> Requirement:
Repeat the listing in full, preserving every character.

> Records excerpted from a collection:
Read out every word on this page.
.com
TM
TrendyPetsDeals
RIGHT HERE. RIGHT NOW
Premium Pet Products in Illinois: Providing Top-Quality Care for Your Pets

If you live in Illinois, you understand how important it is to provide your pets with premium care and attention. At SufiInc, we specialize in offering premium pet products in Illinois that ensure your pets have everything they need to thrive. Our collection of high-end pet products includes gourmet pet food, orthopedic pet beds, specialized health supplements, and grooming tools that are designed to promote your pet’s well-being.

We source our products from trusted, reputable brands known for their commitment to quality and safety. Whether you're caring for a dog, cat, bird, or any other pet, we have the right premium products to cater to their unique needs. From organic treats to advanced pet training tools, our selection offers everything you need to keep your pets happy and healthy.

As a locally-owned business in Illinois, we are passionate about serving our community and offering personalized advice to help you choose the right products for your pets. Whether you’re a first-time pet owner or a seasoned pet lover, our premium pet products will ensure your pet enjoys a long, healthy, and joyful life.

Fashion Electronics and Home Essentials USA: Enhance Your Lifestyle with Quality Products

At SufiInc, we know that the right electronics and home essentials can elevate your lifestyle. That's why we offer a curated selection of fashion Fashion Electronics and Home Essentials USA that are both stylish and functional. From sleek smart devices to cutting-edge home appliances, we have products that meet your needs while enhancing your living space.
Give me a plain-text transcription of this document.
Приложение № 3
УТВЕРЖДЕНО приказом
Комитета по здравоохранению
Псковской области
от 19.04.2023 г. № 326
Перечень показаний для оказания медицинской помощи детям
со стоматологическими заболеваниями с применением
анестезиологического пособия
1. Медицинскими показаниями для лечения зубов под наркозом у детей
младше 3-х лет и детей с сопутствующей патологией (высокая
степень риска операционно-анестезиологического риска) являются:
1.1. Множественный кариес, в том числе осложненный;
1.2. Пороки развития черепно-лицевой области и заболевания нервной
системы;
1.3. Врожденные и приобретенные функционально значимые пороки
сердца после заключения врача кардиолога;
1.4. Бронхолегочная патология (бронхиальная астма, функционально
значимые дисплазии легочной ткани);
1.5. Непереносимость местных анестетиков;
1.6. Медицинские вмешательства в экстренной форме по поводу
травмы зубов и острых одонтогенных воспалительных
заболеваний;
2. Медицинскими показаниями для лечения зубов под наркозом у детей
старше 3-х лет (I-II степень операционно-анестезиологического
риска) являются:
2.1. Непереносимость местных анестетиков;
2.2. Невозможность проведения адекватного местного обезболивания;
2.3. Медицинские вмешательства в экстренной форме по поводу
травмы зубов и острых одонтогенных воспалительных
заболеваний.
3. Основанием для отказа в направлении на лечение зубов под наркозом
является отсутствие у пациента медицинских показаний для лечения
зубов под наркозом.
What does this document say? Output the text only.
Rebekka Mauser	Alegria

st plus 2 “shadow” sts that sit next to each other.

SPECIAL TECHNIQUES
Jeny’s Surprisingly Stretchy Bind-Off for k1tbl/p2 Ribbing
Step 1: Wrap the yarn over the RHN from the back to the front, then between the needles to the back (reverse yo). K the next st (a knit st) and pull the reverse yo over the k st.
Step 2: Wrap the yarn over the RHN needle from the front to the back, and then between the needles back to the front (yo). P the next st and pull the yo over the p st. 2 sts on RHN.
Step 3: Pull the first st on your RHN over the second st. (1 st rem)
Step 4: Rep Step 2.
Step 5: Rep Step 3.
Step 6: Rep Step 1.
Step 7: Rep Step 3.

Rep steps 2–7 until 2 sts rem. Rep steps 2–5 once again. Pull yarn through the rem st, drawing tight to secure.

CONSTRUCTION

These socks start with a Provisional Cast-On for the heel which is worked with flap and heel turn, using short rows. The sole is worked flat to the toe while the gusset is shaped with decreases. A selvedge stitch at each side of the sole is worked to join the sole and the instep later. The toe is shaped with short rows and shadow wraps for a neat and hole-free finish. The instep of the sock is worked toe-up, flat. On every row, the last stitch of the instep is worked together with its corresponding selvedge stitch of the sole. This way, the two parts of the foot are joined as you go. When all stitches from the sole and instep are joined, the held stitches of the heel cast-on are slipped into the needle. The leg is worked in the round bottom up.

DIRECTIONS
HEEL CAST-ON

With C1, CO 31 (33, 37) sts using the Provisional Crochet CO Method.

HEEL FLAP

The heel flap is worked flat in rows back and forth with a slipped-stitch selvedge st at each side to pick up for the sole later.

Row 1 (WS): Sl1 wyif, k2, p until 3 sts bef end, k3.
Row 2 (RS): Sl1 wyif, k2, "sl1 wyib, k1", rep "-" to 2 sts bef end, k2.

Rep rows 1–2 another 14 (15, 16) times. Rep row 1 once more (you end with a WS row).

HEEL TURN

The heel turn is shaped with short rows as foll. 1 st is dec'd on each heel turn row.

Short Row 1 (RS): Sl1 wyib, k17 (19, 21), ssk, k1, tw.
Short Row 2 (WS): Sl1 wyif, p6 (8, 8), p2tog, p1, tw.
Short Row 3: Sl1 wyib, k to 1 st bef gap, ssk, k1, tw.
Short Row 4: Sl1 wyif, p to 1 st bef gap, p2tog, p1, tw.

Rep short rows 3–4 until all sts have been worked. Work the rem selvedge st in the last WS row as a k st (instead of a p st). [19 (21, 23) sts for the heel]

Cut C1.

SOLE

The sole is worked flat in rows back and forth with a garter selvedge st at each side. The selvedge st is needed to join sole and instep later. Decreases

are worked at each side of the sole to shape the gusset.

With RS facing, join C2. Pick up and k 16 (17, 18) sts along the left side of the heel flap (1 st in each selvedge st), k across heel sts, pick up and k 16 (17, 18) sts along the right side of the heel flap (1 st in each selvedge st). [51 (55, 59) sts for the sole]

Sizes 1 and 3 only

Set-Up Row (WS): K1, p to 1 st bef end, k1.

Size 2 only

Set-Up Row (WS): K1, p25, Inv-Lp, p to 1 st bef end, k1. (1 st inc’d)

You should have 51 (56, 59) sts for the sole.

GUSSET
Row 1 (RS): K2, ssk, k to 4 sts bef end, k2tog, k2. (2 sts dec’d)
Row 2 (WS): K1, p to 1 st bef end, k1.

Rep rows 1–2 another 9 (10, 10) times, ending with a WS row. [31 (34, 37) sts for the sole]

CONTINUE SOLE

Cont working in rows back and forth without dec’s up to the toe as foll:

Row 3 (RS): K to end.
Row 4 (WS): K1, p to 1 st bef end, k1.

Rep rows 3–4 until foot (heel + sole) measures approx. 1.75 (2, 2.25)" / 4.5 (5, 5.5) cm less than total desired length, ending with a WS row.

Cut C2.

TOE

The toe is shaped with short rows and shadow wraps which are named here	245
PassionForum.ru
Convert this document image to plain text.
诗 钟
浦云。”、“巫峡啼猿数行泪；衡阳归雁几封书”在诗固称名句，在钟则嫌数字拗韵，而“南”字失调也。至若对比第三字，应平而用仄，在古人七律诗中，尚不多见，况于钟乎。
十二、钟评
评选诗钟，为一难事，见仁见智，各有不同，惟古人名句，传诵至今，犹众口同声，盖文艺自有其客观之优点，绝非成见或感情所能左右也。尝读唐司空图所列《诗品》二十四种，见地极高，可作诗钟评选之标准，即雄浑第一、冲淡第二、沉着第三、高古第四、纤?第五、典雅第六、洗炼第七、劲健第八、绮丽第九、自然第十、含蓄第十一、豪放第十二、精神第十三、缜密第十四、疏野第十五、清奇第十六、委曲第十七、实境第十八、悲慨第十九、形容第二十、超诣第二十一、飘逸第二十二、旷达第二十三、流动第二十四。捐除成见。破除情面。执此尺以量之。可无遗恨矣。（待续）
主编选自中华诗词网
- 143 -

> Answer to the task:
Read out every word on this page.
.com
TM
TrendyPetsDeals
RIGHT HERE. RIGHT NOW
Premium Pet Products in Illinois: Providing Top-Quality Care for Your Pets

If you live in Illinois, you understand how important it is to provide your pets with premium care and attention. At SufiInc, we specialize in offering premium pet products in Illinois that ensure your pets have everything they need to thrive. Our collection of high-end pet products includes gourmet pet food, orthopedic pet beds, specialized health supplements, and grooming tools that are designed to promote your pet’s well-being.

We source our products from trusted, reputable brands known for their commitment to quality and safety. Whether you're caring for a dog, cat, bird, or any other pet, we have the right premium products to cater to their unique needs. From organic treats to advanced pet training tools, our selection offers everything you need to keep your pets happy and healthy.

As a locally-owned business in Illinois, we are passionate about serving our community and offering personalized advice to help you choose the right products for your pets. Whether you’re a first-time pet owner or a seasoned pet lover, our premium pet products will ensure your pet enjoys a long, healthy, and joyful life.

Fashion Electronics and Home Essentials USA: Enhance Your Lifestyle with Quality Products

At SufiInc, we know that the right electronics and home essentials can elevate your lifestyle. That's why we offer a curated selection of fashion Fashion Electronics and Home Essentials USA that are both stylish and functional. From sleek smart devices to cutting-edge home appliances, we have products that meet your needs while enhancing your living space.
Give me a plain-text transcription of this document.
Приложение № 3
УТВЕРЖДЕНО приказом
Комитета по здравоохранению
Псковской области
от 19.04.2023 г. № 326
Перечень показаний для оказания медицинской помощи детям
со стоматологическими заболеваниями с применением
анестезиологического пособия
1. Медицинскими показаниями для лечения зубов под наркозом у детей
младше 3-х лет и детей с сопутствующей патологией (высокая
степень риска операционно-анестезиологического риска) являются:
1.1. Множественный кариес, в том числе осложненный;
1.2. Пороки развития черепно-лицевой области и заболевания нервной
системы;
1.3. Врожденные и приобретенные функционально значимые пороки
сердца после заключения врача кардиолога;
1.4. Бронхолегочная патология (бронхиальная астма, функционально
значимые дисплазии легочной ткани);
1.5. Непереносимость местных анестетиков;
1.6. Медицинские вмешательства в экстренной форме по поводу
травмы зубов и острых одонтогенных воспалительных
заболеваний;
2. Медицинскими показаниями для лечения зубов под наркозом у детей
старше 3-х лет (I-II степень операционно-анестезиологического
риска) являются:
2.1. Непереносимость местных анестетиков;
2.2. Невозможность проведения адекватного местного обезболивания;
2.3. Медицинские вмешательства в экстренной форме по поводу
травмы зубов и острых одонтогенных воспалительных
заболеваний.
3. Основанием для отказа в направлении на лечение зубов под наркозом
является отсутствие у пациента медицинских показаний для лечения
зубов под наркозом.
What does this document say? Output the text only.
Rebekka Mauser	Alegria

st plus 2 “shadow” sts that sit next to each other.

SPECIAL TECHNIQUES
Jeny’s Surprisingly Stretchy Bind-Off for k1tbl/p2 Ribbing
Step 1: Wrap the yarn over the RHN from the back to the front, then between the needles to the back (reverse yo). K the next st (a knit st) and pull the reverse yo over the k st.
Step 2: Wrap the yarn over the RHN needle from the front to the back, and then between the needles back to the front (yo). P the next st and pull the yo over the p st. 2 sts on RHN.
Step 3: Pull the first st on your RHN over the second st. (1 st rem)
Step 4: Rep Step 2.
Step 5: Rep Step 3.
Step 6: Rep Step 1.
Step 7: Rep Step 3.

Rep steps 2–7 until 2 sts rem. Rep steps 2–5 once again. Pull yarn through the rem st, drawing tight to secure.

CONSTRUCTION

These socks start with a Provisional Cast-On for the heel which is worked with flap and heel turn, using short rows. The sole is worked flat to the toe while the gusset is shaped with decreases. A selvedge stitch at each side of the sole is worked to join the sole and the instep later. The toe is shaped with short rows and shadow wraps for a neat and hole-free finish. The instep of the sock is worked toe-up, flat. On every row, the last stitch of the instep is worked together with its corresponding selvedge stitch of the sole. This way, the two parts of the foot are joined as you go. When all stitches from the sole and instep are joined, the held stitches of the heel cast-on are slipped into the needle. The leg is worked in the round bottom up.

DIRECTIONS
HEEL CAST-ON

With C1, CO 31 (33, 37) sts using the Provisional Crochet CO Method.

HEEL FLAP

The heel flap is worked flat in rows back and forth with a slipped-stitch selvedge st at each side to pick up for the sole later.

Row 1 (WS): Sl1 wyif, k2, p until 3 sts bef end, k3.
Row 2 (RS): Sl1 wyif, k2, "sl1 wyib, k1", rep "-" to 2 sts bef end, k2.

Rep rows 1–2 another 14 (15, 16) times. Rep row 1 once more (you end with a WS row).

HEEL TURN

The heel turn is shaped with short rows as foll. 1 st is dec'd on each heel turn row.

Short Row 1 (RS): Sl1 wyib, k17 (19, 21), ssk, k1, tw.
Short Row 2 (WS): Sl1 wyif, p6 (8, 8), p2tog, p1, tw.
Short Row 3: Sl1 wyib, k to 1 st bef gap, ssk, k1, tw.
Short Row 4: Sl1 wyif, p to 1 st bef gap, p2tog, p1, tw.

Rep short rows 3–4 until all sts have been worked. Work the rem selvedge st in the last WS row as a k st (instead of a p st). [19 (21, 23) sts for the heel]

Cut C1.

SOLE

The sole is worked flat in rows back and forth with a garter selvedge st at each side. The selvedge st is needed to join sole and instep later. Decreases

are worked at each side of the sole to shape the gusset.

With RS facing, join C2. Pick up and k 16 (17, 18) sts along the left side of the heel flap (1 st in each selvedge st), k across heel sts, pick up and k 16 (17, 18) sts along the right side of the heel flap (1 st in each selvedge st). [51 (55, 59) sts for the sole]

Sizes 1 and 3 only

Set-Up Row (WS): K1, p to 1 st bef end, k1.

Size 2 only

Set-Up Row (WS): K1, p25, Inv-Lp, p to 1 st bef end, k1. (1 st inc’d)

You should have 51 (56, 59) sts for the sole.

GUSSET
Row 1 (RS): K2, ssk, k to 4 sts bef end, k2tog, k2. (2 sts dec’d)
Row 2 (WS): K1, p to 1 st bef end, k1.

Rep rows 1–2 another 9 (10, 10) times, ending with a WS row. [31 (34, 37) sts for the sole]

CONTINUE SOLE

Cont working in rows back and forth without dec’s up to the toe as foll:

Row 3 (RS): K to end.
Row 4 (WS): K1, p to 1 st bef end, k1.

Rep rows 3–4 until foot (heel + sole) measures approx. 1.75 (2, 2.25)" / 4.5 (5, 5.5) cm less than total desired length, ending with a WS row.

Cut C2.

TOE

The toe is shaped with short rows and shadow wraps which are named here	245
PassionForum.ru
Convert this document image to plain text.
诗 钟
浦云。”、“巫峡啼猿数行泪；衡阳归雁几封书”在诗固称名句，在钟则嫌数字拗韵，而“南”字失调也。至若对比第三字，应平而用仄，在古人七律诗中，尚不多见，况于钟乎。
十二、钟评
评选诗钟，为一难事，见仁见智，各有不同，惟古人名句，传诵至今，犹众口同声，盖文艺自有其客观之优点，绝非成见或感情所能左右也。尝读唐司空图所列《诗品》二十四种，见地极高，可作诗钟评选之标准，即雄浑第一、冲淡第二、沉着第三、高古第四、纤?第五、典雅第六、洗炼第七、劲健第八、绮丽第九、自然第十、含蓄第十一、豪放第十二、精神第十三、缜密第十四、疏野第十五、清奇第十六、委曲第十七、实境第十八、悲慨第十九、形容第二十、超诣第二十一、飘逸第二十二、旷达第二十三、流动第二十四。捐除成见。破除情面。执此尺以量之。可无遗恨矣。（待续）
主编选自中华诗词网
- 143 -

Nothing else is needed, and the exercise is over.